» **What the task asks**: In the listing below, find each line containing "this" and report it.

» **Information**:
##############################

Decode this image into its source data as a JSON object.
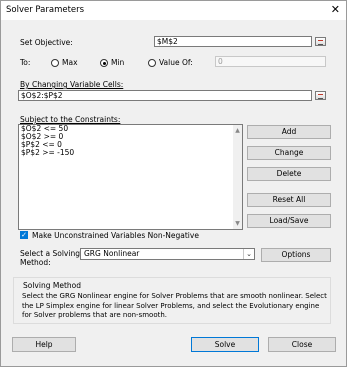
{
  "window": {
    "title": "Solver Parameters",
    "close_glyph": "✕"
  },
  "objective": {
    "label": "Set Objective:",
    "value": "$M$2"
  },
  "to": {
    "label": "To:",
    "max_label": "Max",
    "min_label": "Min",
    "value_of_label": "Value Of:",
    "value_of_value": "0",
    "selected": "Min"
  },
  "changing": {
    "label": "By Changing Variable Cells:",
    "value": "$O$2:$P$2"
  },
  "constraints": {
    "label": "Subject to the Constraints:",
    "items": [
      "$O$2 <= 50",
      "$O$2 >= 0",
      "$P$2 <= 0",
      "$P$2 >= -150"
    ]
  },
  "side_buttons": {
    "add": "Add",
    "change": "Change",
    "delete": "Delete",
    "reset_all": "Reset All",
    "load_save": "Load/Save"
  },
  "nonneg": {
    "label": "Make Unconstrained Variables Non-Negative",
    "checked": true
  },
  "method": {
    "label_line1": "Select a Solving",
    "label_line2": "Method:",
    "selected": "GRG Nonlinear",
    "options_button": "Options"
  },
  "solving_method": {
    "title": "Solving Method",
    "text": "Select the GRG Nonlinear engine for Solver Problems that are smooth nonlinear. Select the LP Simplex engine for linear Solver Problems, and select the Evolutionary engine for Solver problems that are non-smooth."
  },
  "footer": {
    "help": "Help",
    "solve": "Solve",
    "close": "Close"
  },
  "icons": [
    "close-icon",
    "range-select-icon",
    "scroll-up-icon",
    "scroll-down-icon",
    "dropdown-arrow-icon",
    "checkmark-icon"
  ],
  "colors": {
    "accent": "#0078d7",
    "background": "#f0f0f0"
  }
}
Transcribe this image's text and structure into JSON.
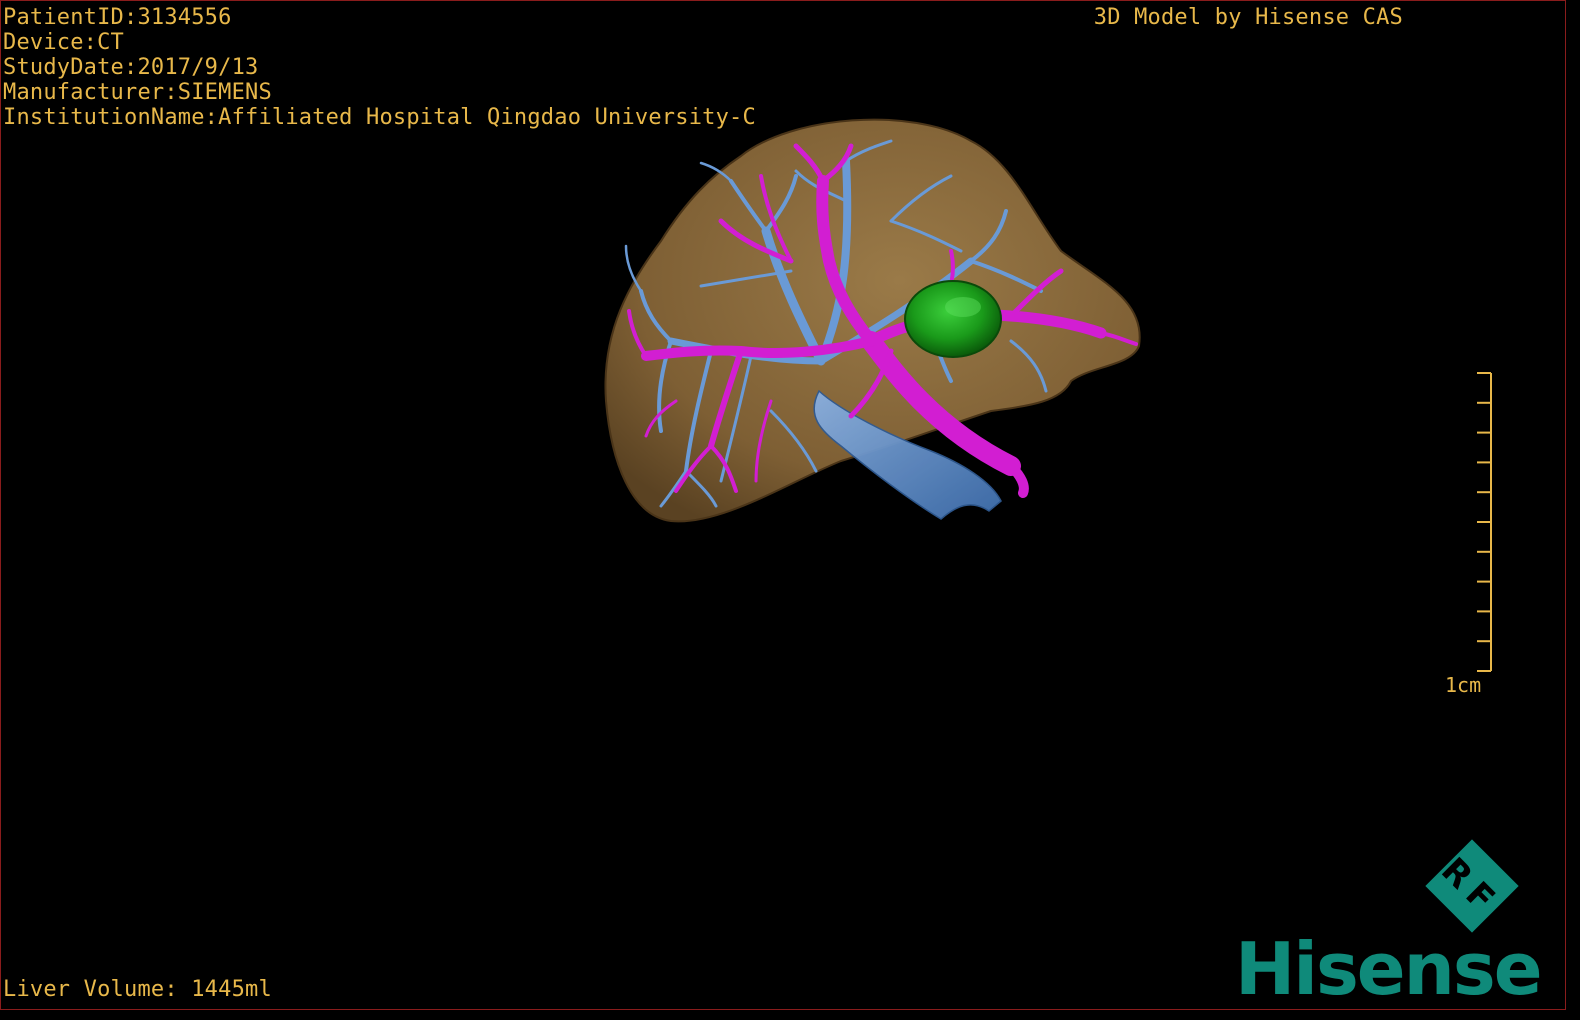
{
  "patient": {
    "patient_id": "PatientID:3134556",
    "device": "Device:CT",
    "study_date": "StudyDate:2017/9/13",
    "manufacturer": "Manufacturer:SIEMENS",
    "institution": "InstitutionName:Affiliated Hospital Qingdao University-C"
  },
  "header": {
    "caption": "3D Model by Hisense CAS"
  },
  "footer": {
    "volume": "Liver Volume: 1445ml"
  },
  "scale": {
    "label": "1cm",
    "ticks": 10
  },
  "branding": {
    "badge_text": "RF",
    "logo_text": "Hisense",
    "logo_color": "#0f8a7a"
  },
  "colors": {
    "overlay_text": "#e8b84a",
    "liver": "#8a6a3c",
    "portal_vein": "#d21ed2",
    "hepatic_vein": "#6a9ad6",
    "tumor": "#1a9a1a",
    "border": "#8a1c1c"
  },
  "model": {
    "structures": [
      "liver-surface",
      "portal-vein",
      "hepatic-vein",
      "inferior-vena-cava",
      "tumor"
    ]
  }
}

##############################

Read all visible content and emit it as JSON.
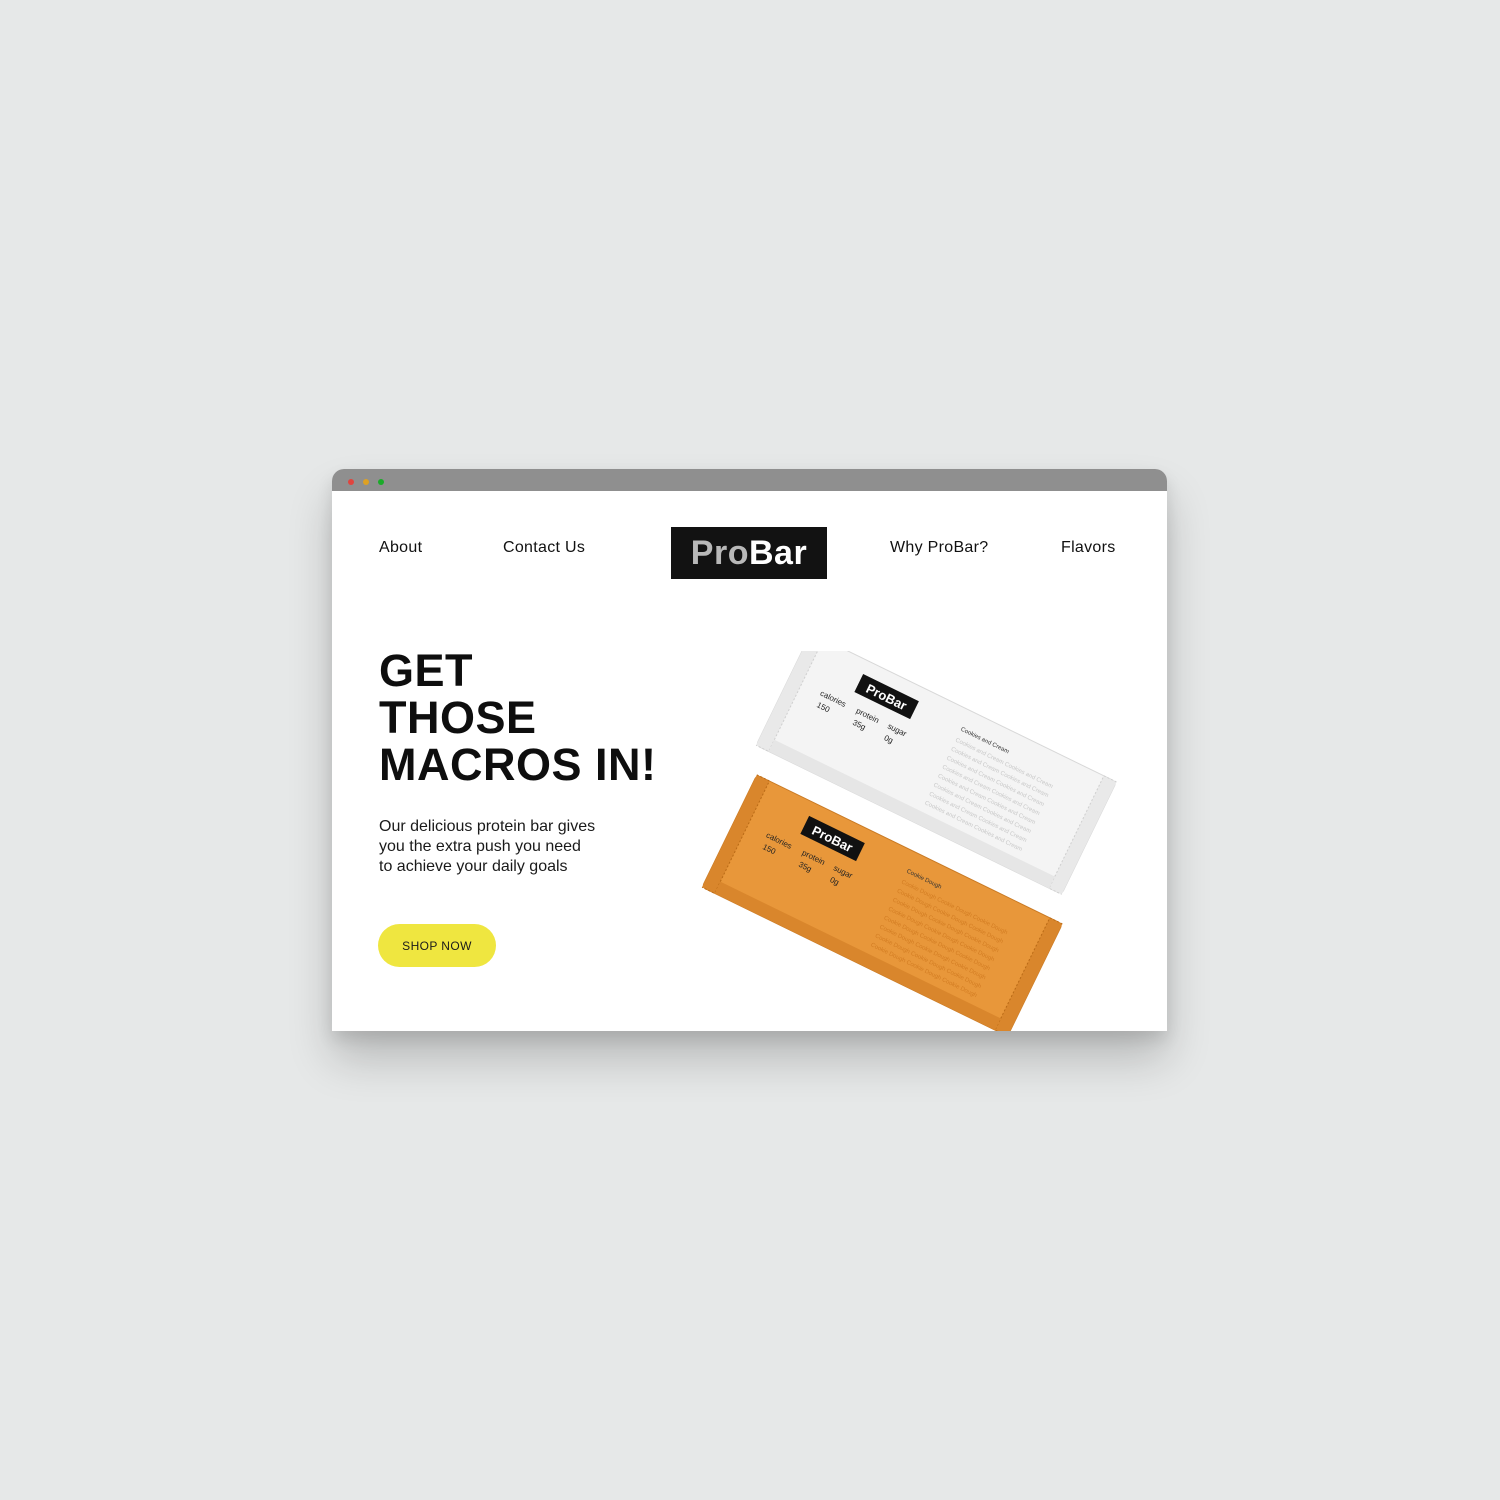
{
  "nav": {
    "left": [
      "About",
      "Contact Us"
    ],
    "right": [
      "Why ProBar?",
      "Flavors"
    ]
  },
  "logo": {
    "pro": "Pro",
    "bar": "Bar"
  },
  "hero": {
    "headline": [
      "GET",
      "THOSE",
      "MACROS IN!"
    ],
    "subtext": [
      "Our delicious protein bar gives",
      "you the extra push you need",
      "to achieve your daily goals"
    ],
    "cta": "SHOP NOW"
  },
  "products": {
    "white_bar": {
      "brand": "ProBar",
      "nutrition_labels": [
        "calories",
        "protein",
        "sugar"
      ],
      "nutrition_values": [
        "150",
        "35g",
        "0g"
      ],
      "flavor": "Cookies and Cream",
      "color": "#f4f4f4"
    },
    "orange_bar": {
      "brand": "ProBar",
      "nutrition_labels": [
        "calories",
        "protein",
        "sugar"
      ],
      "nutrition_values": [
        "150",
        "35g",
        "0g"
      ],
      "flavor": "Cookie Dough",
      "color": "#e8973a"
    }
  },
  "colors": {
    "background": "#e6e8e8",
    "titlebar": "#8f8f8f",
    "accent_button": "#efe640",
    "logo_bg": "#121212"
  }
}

##############################

» **Task solution**:
Decode this image into its source data as a JSON object.
Transcribe this image's text and structure into JSON.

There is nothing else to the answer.